A block of data
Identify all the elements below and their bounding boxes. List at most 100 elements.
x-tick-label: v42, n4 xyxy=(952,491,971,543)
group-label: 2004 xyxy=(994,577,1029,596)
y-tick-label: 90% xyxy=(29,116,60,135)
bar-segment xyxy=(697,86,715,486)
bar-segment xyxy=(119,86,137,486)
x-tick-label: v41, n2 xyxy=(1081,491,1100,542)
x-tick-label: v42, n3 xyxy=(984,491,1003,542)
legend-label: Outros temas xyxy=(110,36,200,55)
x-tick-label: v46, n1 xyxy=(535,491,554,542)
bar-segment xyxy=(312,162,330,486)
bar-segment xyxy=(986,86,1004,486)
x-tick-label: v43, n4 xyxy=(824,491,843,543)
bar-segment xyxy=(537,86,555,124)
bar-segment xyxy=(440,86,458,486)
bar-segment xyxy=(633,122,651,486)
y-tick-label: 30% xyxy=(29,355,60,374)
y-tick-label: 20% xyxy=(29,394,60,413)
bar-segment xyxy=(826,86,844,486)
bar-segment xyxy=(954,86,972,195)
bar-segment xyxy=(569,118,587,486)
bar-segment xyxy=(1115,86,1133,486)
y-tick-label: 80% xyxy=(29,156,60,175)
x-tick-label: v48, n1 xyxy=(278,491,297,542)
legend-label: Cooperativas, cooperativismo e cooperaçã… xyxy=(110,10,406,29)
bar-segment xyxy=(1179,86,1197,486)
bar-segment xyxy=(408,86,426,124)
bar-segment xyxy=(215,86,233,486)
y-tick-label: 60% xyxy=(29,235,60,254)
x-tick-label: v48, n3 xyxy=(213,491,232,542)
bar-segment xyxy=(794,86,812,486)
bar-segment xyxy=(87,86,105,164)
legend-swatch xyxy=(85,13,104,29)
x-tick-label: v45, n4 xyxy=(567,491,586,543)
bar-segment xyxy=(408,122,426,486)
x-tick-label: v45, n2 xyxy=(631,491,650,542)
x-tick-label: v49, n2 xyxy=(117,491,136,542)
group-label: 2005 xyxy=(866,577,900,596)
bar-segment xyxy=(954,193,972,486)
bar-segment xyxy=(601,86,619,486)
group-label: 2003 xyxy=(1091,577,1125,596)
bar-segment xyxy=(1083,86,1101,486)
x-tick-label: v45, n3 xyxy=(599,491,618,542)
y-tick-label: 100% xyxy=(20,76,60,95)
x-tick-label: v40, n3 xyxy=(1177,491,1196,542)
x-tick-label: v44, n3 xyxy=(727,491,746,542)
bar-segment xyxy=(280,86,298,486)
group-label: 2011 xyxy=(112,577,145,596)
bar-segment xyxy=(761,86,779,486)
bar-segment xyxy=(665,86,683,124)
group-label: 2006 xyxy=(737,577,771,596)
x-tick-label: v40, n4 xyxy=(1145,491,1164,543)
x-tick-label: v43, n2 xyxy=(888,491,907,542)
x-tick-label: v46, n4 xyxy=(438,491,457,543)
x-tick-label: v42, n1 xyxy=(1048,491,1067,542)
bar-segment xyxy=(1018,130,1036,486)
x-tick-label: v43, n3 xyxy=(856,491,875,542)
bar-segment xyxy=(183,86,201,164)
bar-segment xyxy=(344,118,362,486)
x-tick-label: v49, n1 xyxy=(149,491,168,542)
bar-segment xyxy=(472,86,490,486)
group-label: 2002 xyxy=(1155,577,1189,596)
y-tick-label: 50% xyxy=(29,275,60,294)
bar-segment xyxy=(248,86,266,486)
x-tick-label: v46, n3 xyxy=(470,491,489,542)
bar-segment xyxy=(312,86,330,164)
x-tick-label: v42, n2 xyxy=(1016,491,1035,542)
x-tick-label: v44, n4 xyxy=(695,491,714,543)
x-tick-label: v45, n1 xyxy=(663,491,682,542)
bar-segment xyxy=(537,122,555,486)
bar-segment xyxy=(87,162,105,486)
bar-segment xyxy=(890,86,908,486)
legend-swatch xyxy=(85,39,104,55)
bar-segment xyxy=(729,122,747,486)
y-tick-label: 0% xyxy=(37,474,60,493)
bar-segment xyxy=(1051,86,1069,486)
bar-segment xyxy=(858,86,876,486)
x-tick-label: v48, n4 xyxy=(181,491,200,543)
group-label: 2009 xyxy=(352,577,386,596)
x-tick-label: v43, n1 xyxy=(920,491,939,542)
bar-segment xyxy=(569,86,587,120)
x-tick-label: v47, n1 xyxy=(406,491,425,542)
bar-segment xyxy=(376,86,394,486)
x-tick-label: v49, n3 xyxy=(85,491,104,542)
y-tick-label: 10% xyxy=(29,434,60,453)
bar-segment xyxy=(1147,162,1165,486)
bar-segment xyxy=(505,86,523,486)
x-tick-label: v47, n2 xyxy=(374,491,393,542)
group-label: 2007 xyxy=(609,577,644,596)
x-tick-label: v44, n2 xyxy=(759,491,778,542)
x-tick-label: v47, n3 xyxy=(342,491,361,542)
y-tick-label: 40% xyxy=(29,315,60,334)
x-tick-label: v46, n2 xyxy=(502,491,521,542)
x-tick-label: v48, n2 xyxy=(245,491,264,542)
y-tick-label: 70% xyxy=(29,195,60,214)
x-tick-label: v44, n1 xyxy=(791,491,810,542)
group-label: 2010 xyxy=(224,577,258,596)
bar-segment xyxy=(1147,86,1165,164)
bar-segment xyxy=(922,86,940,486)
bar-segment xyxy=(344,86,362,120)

Stated task
Swap "Outros temas" for "Other topics" throughout the data above and reproduce it with nothing else changed.

Written answer
Identify all the elements below and their bounding boxes. List at most 100 elements.
x-tick-label: v42, n4 xyxy=(952,491,971,543)
group-label: 2004 xyxy=(994,577,1029,596)
y-tick-label: 90% xyxy=(29,116,60,135)
bar-segment xyxy=(697,86,715,486)
bar-segment xyxy=(119,86,137,486)
x-tick-label: v41, n2 xyxy=(1081,491,1100,542)
x-tick-label: v42, n3 xyxy=(984,491,1003,542)
legend-label: Other topics xyxy=(110,36,200,55)
x-tick-label: v46, n1 xyxy=(535,491,554,542)
bar-segment xyxy=(312,162,330,486)
bar-segment xyxy=(986,86,1004,486)
x-tick-label: v43, n4 xyxy=(824,491,843,543)
bar-segment xyxy=(537,86,555,124)
bar-segment xyxy=(440,86,458,486)
bar-segment xyxy=(633,122,651,486)
y-tick-label: 30% xyxy=(29,355,60,374)
y-tick-label: 20% xyxy=(29,394,60,413)
bar-segment xyxy=(826,86,844,486)
bar-segment xyxy=(954,86,972,195)
bar-segment xyxy=(569,118,587,486)
bar-segment xyxy=(1115,86,1133,486)
y-tick-label: 80% xyxy=(29,156,60,175)
x-tick-label: v48, n1 xyxy=(278,491,297,542)
legend-label: Cooperativas, cooperativismo e cooperaçã… xyxy=(110,10,406,29)
bar-segment xyxy=(1179,86,1197,486)
bar-segment xyxy=(408,86,426,124)
bar-segment xyxy=(215,86,233,486)
y-tick-label: 60% xyxy=(29,235,60,254)
x-tick-label: v48, n3 xyxy=(213,491,232,542)
bar-segment xyxy=(794,86,812,486)
bar-segment xyxy=(87,86,105,164)
legend-swatch xyxy=(85,13,104,29)
x-tick-label: v45, n4 xyxy=(567,491,586,543)
bar-segment xyxy=(408,122,426,486)
x-tick-label: v45, n2 xyxy=(631,491,650,542)
x-tick-label: v49, n2 xyxy=(117,491,136,542)
group-label: 2005 xyxy=(866,577,900,596)
bar-segment xyxy=(954,193,972,486)
bar-segment xyxy=(601,86,619,486)
group-label: 2003 xyxy=(1091,577,1125,596)
bar-segment xyxy=(1083,86,1101,486)
x-tick-label: v45, n3 xyxy=(599,491,618,542)
y-tick-label: 100% xyxy=(20,76,60,95)
x-tick-label: v40, n3 xyxy=(1177,491,1196,542)
x-tick-label: v44, n3 xyxy=(727,491,746,542)
bar-segment xyxy=(280,86,298,486)
group-label: 2011 xyxy=(112,577,145,596)
bar-segment xyxy=(761,86,779,486)
bar-segment xyxy=(665,86,683,124)
group-label: 2006 xyxy=(737,577,771,596)
x-tick-label: v40, n4 xyxy=(1145,491,1164,543)
x-tick-label: v43, n2 xyxy=(888,491,907,542)
x-tick-label: v46, n4 xyxy=(438,491,457,543)
x-tick-label: v42, n1 xyxy=(1048,491,1067,542)
bar-segment xyxy=(1018,130,1036,486)
x-tick-label: v43, n3 xyxy=(856,491,875,542)
bar-segment xyxy=(183,86,201,164)
bar-segment xyxy=(344,118,362,486)
x-tick-label: v49, n1 xyxy=(149,491,168,542)
bar-segment xyxy=(472,86,490,486)
group-label: 2002 xyxy=(1155,577,1189,596)
y-tick-label: 50% xyxy=(29,275,60,294)
bar-segment xyxy=(248,86,266,486)
x-tick-label: v46, n3 xyxy=(470,491,489,542)
bar-segment xyxy=(312,86,330,164)
x-tick-label: v42, n2 xyxy=(1016,491,1035,542)
x-tick-label: v44, n4 xyxy=(695,491,714,543)
x-tick-label: v45, n1 xyxy=(663,491,682,542)
bar-segment xyxy=(537,122,555,486)
bar-segment xyxy=(87,162,105,486)
bar-segment xyxy=(890,86,908,486)
legend-swatch xyxy=(85,39,104,55)
bar-segment xyxy=(729,122,747,486)
y-tick-label: 0% xyxy=(37,474,60,493)
bar-segment xyxy=(1051,86,1069,486)
bar-segment xyxy=(858,86,876,486)
x-tick-label: v48, n4 xyxy=(181,491,200,543)
group-label: 2009 xyxy=(352,577,386,596)
x-tick-label: v43, n1 xyxy=(920,491,939,542)
bar-segment xyxy=(569,86,587,120)
x-tick-label: v47, n1 xyxy=(406,491,425,542)
bar-segment xyxy=(376,86,394,486)
x-tick-label: v49, n3 xyxy=(85,491,104,542)
y-tick-label: 10% xyxy=(29,434,60,453)
bar-segment xyxy=(1147,162,1165,486)
bar-segment xyxy=(505,86,523,486)
x-tick-label: v47, n2 xyxy=(374,491,393,542)
group-label: 2007 xyxy=(609,577,644,596)
x-tick-label: v44, n2 xyxy=(759,491,778,542)
x-tick-label: v47, n3 xyxy=(342,491,361,542)
y-tick-label: 40% xyxy=(29,315,60,334)
x-tick-label: v46, n2 xyxy=(502,491,521,542)
x-tick-label: v48, n2 xyxy=(245,491,264,542)
y-tick-label: 70% xyxy=(29,195,60,214)
x-tick-label: v44, n1 xyxy=(791,491,810,542)
group-label: 2010 xyxy=(224,577,258,596)
bar-segment xyxy=(1147,86,1165,164)
bar-segment xyxy=(922,86,940,486)
bar-segment xyxy=(344,86,362,120)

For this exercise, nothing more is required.